**Problem set:**
A – In the passage on the Kurdish referendum, why has the Baghdad government favored delay at all costs?
B – Repeat part of the passage on the Kurdish referendum word for word, starting at "Mosul would run" and ending at "at all costs.".

**Document text:**
::::

Making matters worse, the Kurds are both dismissive of Sunni concerns and quick to promise retaliation if the referendum doesn't happen. It's a position borne of the justifiable Kurdish grievance over Saddam Hussein's ethnic cleansing of northern Iraq, and of their current U.S.-guaranteed political dominance in the area. The current governor, Duraid Qashmoula, is a Sunni brought to power by the Kurds, and he displays his loyalty. If the referendum takes place, "there will be no confrontation, no violence," he said, smoking a Pine cigarette in his office. "If I take over someone else's house and the owner asks for it back, what's wrong with that?" His vice governor, Khasro Goran, is a Kurd and is more direct about the stakes. "Article 140 is a constitutional article," he said. "If that article is not implemented, another violent front will open -- not just a Shiite-Sunni front but also a Kurd-Sunni Arab front. It's much better to solve the problem now." Asked about the IIP's request to delay the referendum, he said, "Their goal is not to delay implementation, but to kill the whole article." For good measure, Goran said the IIP "does not represent the Sunni Arabs at all, only a small sect."
The stakes of the referendum are as simple as they are large. A map printed by the Kurdish Ministry of Tourism earlier this year and given to me by anti-Kurdish political forces shows what the Kurds envision as their post-referendum frontiers. (When I presented it to Goran, the vice governor only contested minor portions of it.)
Mosul would run along the southwestern quasi-border with Baghdad-controlled Iraq. And it's hardly the only city up for grabs. So is Kirkuk, the historic heart of Iraq's oil development. The loss of Kirkuk means the loss of billions of dollars in revenue for Baghdad, and the gain of Kirkuk will dramatically accelerate the viability of an independent Kurdistan. That is exactly why the Baghdad government has favored delay at all costs.

::::

**Dataset content:**
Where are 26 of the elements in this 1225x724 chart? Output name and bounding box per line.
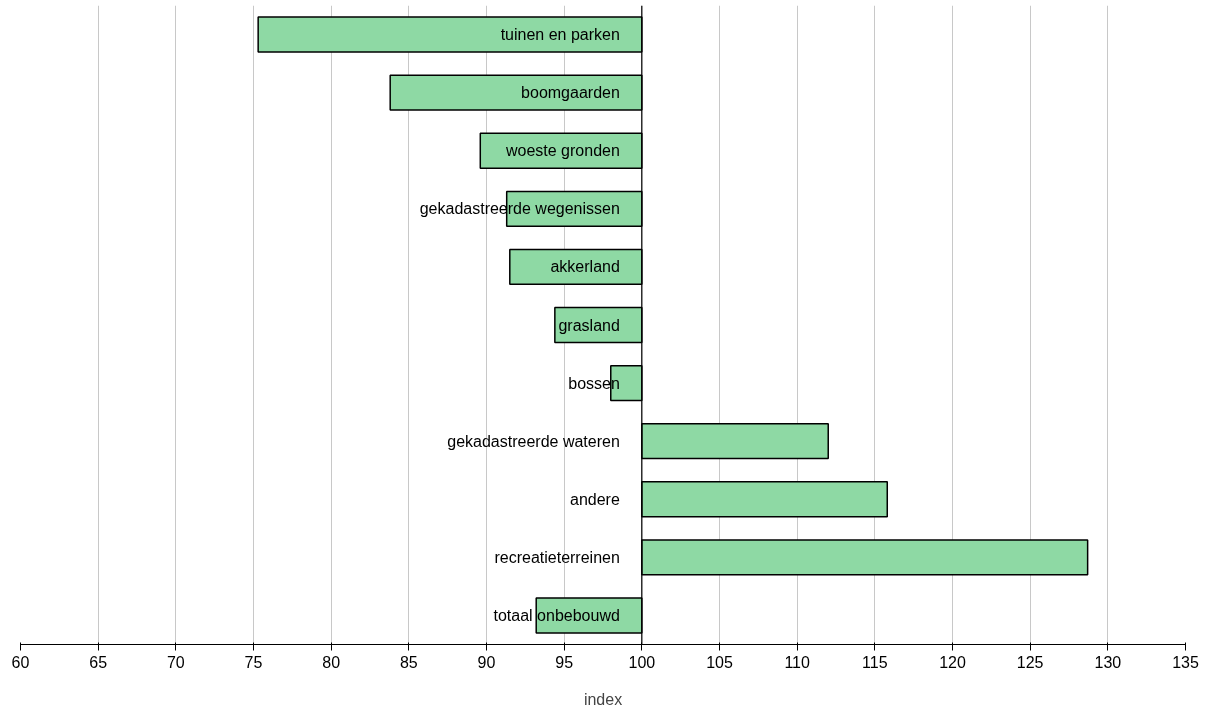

::::

**Set of answers:**
A – Losing Kirkuk, the historic heart of Iraq's oil development, would cost Baghdad billions of dollars in revenue. Gaining it would sharply speed up the viability of an independent Kurdistan.

B –
Mosul would run along the southwestern quasi-border with Baghdad-controlled Iraq. And it's hardly the only city up for grabs. So is Kirkuk, the historic heart of Iraq's oil development. The loss of Kirkuk means the loss of billions of dollars in revenue for Baghdad, and the gain of Kirkuk will dramatically accelerate the viability of an independent Kurdistan. That is exactly why the Baghdad government has favored delay at all costs.